## Questions on the material
1. In the passage on the second Scottsboro trial, what two things did the trial judge do after the jury reached its judgment?
2. Decide whether each statement agrees with the passage on the second Scottsboro trial, answering yes or no and quoting the deciding words: (a) Both alleged victims recanted. (b) The medical evidence showed that the alleged victims had not been raped. (c) The trial judge acted under pressure from the governor.
3. From the passage on the second Scottsboro trial, copy the stretch from "A second trial" through "2005; Ryan, 1994b).".

A second trial in the Alabama courts was scheduled. One of the Scottsboro Boys was again convicted. He was convicted in spite of the following facts: One of the alleged victims recanted, the other victim had been found to have been convicted several times of adultery and fornication, two of the boys had physical limitations preventing them from raping the alleged victims, and the medical evidence again showed that the alleged victims had not been raped. The trial judge set aside the jury’s judgment and recused himself under pressure from the attorney general and the chief justice (Hall, 2005; Ryan, 1994b).

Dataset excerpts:

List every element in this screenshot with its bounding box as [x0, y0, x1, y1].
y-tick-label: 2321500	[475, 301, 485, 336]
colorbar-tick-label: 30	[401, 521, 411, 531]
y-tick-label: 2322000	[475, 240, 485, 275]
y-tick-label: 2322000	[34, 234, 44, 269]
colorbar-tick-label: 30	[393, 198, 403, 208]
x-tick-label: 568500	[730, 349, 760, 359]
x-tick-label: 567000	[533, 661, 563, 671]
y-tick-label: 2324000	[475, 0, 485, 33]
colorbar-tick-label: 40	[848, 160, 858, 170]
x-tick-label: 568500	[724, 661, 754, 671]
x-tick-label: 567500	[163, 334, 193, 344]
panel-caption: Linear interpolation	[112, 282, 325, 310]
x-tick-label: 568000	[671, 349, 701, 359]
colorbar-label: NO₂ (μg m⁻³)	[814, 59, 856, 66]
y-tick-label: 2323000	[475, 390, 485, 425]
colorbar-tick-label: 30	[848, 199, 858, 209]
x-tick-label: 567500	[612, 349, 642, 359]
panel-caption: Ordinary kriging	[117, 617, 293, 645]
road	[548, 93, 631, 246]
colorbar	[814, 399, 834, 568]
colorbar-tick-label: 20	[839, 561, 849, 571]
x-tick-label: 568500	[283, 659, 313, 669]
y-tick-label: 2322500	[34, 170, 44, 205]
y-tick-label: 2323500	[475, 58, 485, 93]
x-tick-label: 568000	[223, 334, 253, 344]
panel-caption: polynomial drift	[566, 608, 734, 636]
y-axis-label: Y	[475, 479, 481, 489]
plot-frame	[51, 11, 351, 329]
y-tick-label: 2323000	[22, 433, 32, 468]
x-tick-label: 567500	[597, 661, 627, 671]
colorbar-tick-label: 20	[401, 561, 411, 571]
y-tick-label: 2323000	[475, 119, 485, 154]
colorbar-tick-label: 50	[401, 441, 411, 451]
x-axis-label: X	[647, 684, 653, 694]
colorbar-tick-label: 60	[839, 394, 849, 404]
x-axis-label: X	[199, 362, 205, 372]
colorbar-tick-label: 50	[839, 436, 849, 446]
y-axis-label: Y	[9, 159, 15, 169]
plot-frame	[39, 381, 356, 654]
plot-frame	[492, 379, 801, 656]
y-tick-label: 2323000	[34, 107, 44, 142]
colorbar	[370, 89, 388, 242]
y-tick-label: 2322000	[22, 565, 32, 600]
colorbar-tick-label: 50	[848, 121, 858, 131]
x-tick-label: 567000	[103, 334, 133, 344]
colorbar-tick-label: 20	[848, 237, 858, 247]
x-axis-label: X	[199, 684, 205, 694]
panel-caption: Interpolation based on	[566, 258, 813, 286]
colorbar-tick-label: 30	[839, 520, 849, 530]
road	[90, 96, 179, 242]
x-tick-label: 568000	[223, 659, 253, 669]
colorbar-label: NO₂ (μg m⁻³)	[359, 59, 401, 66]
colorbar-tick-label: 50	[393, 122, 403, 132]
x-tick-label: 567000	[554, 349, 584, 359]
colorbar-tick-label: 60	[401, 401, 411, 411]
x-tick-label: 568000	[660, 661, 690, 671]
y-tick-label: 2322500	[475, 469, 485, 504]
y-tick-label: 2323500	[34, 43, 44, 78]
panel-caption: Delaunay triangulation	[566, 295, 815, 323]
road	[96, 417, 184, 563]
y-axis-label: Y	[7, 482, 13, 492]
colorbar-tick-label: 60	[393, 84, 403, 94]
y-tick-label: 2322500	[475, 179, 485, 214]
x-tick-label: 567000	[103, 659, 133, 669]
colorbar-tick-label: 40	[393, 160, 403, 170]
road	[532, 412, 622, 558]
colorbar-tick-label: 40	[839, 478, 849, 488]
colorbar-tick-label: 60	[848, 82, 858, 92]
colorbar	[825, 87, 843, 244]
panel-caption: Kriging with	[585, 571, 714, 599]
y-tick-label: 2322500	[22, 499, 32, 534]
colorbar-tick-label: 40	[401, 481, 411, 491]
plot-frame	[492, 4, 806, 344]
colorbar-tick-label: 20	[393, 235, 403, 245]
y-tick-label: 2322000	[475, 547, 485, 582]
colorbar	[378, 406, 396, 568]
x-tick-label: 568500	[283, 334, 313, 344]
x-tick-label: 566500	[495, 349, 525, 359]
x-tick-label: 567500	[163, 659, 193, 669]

## Answers by item number
1. He set aside the jury's judgment and recused himself.

2.
(a) No: "One of the alleged victims recanted"
(b) Yes: "the medical evidence again showed that the alleged victims had not been raped"
(c) No: "under pressure from the attorney general and the chief justice"

3.
A second trial in the Alabama courts was scheduled. One of the Scottsboro Boys was again convicted. He was convicted in spite of the following facts: One of the alleged victims recanted, the other victim had been found to have been convicted several times of adultery and fornication, two of the boys had physical limitations preventing them from raping the alleged victims, and the medical evidence again showed that the alleged victims had not been raped. The trial judge set aside the jury’s judgment and recused himself under pressure from the attorney general and the chief justice (Hall, 2005; Ryan, 1994b).